● **Requirement**
Which lines of the records contain "tanto"? Collect every one of them.

● **Dataset records**
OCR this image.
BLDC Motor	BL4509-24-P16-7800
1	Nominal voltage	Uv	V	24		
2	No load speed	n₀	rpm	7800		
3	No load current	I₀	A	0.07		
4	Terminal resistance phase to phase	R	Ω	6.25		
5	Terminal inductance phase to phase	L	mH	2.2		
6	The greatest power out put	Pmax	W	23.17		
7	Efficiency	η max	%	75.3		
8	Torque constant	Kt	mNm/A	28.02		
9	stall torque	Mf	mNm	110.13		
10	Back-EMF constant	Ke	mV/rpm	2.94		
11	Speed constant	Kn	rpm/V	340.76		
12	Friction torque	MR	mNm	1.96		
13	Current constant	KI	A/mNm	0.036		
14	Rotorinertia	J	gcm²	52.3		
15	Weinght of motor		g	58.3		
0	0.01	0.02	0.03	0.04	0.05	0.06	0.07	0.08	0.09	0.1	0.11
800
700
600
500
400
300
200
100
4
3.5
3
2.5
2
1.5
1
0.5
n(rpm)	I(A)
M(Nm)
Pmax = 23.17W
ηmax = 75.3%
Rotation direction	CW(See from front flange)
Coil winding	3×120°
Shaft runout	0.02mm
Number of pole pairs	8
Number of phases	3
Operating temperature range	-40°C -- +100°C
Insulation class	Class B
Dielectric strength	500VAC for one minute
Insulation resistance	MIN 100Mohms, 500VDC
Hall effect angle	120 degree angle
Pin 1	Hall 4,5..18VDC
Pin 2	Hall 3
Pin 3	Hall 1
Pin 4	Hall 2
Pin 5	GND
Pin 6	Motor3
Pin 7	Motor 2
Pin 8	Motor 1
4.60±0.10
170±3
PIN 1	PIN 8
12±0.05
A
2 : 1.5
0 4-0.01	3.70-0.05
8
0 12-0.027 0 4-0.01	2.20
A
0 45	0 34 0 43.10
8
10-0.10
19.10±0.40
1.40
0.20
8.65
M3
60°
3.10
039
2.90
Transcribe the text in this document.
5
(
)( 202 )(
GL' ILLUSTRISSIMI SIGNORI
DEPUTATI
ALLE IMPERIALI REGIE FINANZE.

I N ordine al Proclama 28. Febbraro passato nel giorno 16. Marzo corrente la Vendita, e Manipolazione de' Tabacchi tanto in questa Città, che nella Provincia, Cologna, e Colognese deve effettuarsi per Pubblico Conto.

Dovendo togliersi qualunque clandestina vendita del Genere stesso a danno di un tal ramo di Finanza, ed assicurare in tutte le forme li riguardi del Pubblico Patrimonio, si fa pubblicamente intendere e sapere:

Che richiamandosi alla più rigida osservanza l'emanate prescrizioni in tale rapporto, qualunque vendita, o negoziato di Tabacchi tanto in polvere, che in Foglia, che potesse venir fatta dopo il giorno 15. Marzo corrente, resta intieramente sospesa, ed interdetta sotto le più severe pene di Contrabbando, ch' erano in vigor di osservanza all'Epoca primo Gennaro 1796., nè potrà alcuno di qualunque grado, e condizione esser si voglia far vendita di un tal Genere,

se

● **Result below**
I N ordine al Proclama 28. Febbraro passato nel giorno 16. Marzo corrente la Vendita, e Manipolazione de' Tabacchi tanto in questa Città, che nella Provincia, Cologna, e Colognese deve effettuarsi per Pubblico Conto.
Che richiamandosi alla più rigida osservanza l'emanate prescrizioni in tale rapporto, qualunque vendita, o negoziato di Tabacchi tanto in polvere, che in Foglia, che potesse venir fatta dopo il giorno 15. Marzo corrente, resta intieramente sospesa, ed interdetta sotto le più severe pene di Contrabbando, ch' erano in vigor di osservanza all'Epoca primo Gennaro 1796., nè potrà alcuno di qualunque grado, e condizione esser si voglia far vendita di un tal Genere,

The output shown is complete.